Dataset records:

_ _ _ _ _ _ _

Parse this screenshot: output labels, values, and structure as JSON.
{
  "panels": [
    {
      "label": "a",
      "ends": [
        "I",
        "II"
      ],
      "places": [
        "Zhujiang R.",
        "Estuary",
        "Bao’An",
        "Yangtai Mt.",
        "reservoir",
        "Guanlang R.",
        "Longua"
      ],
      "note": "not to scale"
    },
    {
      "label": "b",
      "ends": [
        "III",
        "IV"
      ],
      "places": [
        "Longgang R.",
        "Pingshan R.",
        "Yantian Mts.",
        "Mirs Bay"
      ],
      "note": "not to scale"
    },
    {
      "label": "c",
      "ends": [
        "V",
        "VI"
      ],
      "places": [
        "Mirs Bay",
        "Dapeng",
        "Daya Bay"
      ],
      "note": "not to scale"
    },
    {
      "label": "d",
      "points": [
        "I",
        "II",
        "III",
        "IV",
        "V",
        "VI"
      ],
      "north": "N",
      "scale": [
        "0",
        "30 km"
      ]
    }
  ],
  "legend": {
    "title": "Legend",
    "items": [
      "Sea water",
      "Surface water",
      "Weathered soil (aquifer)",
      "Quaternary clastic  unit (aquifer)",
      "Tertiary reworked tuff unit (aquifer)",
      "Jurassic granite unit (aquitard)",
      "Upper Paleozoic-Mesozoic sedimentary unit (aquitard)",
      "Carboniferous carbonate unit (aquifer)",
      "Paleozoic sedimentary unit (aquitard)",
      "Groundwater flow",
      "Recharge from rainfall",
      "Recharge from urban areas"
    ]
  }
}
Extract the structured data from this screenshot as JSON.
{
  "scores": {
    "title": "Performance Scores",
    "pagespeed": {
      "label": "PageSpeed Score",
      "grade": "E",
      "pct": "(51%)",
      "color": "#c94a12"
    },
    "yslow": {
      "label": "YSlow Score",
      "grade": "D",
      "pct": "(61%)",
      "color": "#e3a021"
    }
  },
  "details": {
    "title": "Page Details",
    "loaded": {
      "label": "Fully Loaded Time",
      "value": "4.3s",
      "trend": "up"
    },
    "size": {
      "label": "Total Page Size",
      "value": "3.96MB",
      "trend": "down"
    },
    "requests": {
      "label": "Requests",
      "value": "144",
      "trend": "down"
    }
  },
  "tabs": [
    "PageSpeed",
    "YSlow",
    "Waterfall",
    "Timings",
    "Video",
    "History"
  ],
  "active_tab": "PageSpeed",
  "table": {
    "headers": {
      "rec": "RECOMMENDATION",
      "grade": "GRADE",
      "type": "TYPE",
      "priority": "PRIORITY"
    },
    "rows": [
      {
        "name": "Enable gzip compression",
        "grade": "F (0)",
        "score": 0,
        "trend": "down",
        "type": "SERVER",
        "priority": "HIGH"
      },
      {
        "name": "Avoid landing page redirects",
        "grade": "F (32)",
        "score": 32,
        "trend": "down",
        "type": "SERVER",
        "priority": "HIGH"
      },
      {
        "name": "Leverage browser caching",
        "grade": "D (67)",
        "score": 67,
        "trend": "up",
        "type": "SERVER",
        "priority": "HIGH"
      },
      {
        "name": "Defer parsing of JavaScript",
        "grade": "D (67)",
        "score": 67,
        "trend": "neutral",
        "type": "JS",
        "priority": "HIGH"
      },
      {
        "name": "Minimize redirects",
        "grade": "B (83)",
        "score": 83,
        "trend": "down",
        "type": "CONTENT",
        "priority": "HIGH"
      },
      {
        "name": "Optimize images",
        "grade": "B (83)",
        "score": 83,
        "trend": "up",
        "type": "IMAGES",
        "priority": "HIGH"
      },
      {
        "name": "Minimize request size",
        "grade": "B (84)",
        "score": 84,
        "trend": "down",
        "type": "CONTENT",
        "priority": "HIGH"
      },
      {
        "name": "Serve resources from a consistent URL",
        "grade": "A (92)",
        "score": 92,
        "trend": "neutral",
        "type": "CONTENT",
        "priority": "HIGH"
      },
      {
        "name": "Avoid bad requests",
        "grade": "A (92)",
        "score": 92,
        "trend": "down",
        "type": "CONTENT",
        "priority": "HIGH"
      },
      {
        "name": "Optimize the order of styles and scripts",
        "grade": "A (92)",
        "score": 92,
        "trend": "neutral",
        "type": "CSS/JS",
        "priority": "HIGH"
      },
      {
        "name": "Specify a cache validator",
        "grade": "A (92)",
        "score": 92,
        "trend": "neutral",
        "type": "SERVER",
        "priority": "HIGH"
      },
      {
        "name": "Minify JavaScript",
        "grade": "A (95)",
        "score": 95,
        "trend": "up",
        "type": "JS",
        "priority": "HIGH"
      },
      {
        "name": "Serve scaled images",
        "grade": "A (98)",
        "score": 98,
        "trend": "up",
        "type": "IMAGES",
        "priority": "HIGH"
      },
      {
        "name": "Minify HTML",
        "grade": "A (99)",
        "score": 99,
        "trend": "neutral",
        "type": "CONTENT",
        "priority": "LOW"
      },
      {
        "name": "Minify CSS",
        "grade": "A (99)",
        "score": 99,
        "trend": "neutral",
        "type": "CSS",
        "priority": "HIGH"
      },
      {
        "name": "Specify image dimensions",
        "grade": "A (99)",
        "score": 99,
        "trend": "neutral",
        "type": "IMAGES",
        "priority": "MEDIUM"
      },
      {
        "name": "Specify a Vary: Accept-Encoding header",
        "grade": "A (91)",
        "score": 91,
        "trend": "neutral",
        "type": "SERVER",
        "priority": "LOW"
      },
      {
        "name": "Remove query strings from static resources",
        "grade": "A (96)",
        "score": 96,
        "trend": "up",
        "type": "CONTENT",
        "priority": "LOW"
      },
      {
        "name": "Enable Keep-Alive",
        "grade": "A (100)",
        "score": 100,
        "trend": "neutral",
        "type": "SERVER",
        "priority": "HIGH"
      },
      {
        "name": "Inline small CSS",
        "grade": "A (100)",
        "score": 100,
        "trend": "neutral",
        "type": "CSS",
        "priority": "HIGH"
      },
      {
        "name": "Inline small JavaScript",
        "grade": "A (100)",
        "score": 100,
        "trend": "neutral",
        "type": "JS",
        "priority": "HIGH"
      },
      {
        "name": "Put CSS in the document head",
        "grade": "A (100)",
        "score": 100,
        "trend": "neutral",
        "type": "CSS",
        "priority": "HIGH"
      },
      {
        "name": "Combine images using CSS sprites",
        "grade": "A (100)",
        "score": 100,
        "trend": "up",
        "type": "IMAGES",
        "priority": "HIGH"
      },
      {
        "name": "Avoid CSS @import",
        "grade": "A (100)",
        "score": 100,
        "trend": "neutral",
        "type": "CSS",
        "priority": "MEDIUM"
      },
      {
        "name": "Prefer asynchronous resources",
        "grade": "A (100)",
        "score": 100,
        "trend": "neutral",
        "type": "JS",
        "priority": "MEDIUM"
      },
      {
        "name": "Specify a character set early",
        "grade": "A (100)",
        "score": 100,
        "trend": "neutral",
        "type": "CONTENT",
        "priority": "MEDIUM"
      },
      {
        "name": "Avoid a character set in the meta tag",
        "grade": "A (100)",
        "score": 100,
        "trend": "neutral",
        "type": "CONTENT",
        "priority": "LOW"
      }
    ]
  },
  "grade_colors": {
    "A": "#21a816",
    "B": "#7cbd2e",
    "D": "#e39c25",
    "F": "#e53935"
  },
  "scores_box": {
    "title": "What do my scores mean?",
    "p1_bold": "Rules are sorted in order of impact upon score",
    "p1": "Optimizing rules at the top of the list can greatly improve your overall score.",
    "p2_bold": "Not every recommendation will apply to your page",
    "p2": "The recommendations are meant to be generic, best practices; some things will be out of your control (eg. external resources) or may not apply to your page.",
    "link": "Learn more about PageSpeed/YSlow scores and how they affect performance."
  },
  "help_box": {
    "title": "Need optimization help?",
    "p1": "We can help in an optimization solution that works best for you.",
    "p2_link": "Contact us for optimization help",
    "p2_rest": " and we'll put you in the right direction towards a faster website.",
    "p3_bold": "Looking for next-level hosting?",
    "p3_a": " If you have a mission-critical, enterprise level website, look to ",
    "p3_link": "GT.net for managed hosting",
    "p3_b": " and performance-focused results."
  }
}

_ _ _ _ _ _ _

Copy in full each line that holds the word "unit".

Answer in full:
      "Quaternary clastic  unit (aquifer)",
      "Tertiary reworked tuff unit (aquifer)",
      "Jurassic granite unit (aquitard)",
      "Upper Paleozoic-Mesozoic sedimentary unit (aquitard)",
      "Carboniferous carbonate unit (aquifer)",
      "Paleozoic sedimentary unit (aquitard)",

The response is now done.